[Recorded data]
▽
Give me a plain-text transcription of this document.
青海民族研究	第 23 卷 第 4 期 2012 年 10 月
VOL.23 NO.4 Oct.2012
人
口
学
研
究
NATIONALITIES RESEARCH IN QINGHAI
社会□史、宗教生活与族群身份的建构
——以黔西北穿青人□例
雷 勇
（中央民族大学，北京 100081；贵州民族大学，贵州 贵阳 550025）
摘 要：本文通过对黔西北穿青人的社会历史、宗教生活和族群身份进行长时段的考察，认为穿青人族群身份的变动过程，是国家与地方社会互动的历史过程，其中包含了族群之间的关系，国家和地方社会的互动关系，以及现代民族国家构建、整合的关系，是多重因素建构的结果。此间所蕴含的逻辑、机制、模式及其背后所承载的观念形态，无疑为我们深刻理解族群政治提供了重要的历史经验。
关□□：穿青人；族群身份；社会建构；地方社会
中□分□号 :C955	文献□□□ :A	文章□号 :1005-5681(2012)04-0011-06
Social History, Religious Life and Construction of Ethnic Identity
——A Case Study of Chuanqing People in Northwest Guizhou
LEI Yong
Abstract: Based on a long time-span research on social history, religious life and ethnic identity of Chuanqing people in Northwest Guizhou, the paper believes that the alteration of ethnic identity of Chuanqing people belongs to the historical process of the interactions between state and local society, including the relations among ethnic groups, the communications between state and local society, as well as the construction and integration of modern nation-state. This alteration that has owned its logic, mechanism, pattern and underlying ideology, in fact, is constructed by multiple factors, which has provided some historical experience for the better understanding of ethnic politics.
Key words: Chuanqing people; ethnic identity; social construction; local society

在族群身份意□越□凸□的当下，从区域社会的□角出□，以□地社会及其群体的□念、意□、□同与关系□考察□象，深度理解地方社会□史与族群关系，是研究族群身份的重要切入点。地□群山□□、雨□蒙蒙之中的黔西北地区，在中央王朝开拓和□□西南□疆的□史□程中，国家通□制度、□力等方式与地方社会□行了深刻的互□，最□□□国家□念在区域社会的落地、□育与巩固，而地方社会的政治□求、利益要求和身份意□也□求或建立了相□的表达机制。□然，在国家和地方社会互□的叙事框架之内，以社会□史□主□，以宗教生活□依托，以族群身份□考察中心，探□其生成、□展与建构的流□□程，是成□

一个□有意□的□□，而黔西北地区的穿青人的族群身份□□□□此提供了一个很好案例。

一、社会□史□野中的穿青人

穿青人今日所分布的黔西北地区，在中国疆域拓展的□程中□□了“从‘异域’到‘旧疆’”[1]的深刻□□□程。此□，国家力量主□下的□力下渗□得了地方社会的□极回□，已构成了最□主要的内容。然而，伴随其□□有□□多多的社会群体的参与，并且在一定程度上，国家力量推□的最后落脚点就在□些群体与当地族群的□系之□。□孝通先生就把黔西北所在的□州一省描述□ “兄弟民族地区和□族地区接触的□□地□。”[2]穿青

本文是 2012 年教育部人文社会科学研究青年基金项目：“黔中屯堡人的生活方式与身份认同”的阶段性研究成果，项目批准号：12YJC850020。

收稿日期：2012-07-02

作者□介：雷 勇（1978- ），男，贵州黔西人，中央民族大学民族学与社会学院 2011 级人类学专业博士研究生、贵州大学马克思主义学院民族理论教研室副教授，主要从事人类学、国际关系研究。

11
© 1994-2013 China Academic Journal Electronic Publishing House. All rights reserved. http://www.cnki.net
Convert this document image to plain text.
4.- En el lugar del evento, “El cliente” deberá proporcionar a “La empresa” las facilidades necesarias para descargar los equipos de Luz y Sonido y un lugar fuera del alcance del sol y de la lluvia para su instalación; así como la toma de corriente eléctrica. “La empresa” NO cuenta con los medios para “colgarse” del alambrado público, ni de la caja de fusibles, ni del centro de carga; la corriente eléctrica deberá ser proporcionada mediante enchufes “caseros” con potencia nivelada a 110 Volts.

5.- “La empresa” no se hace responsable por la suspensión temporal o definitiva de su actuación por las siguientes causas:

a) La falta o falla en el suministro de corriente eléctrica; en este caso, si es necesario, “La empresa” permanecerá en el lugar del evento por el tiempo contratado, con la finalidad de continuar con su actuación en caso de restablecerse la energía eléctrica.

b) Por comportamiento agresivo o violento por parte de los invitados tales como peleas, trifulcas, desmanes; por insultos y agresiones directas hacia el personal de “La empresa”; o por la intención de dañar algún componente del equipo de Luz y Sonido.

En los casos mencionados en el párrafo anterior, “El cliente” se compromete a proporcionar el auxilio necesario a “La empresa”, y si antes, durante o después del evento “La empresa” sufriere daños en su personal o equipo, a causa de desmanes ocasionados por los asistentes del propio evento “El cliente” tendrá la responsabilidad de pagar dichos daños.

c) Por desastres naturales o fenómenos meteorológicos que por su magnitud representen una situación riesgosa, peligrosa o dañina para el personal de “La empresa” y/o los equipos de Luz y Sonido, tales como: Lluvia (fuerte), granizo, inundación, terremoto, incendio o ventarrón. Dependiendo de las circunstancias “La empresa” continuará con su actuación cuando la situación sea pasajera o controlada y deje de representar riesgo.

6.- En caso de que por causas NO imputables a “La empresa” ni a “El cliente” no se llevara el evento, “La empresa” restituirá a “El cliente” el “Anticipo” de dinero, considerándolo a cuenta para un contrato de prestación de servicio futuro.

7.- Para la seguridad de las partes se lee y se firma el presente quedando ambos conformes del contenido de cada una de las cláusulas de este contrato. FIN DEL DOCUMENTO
△
= Task details =
Copy out all lines where the word "este" appears.

= Final result =
a) La falta o falla en el suministro de corriente eléctrica; en este caso, si es necesario, “La empresa” permanecerá en el lugar del evento por el tiempo contratado, con la finalidad de continuar con su actuación en caso de restablecerse la energía eléctrica.
7.- Para la seguridad de las partes se lee y se firma el presente quedando ambos conformes del contenido de cada una de las cláusulas de este contrato. FIN DEL DOCUMENTO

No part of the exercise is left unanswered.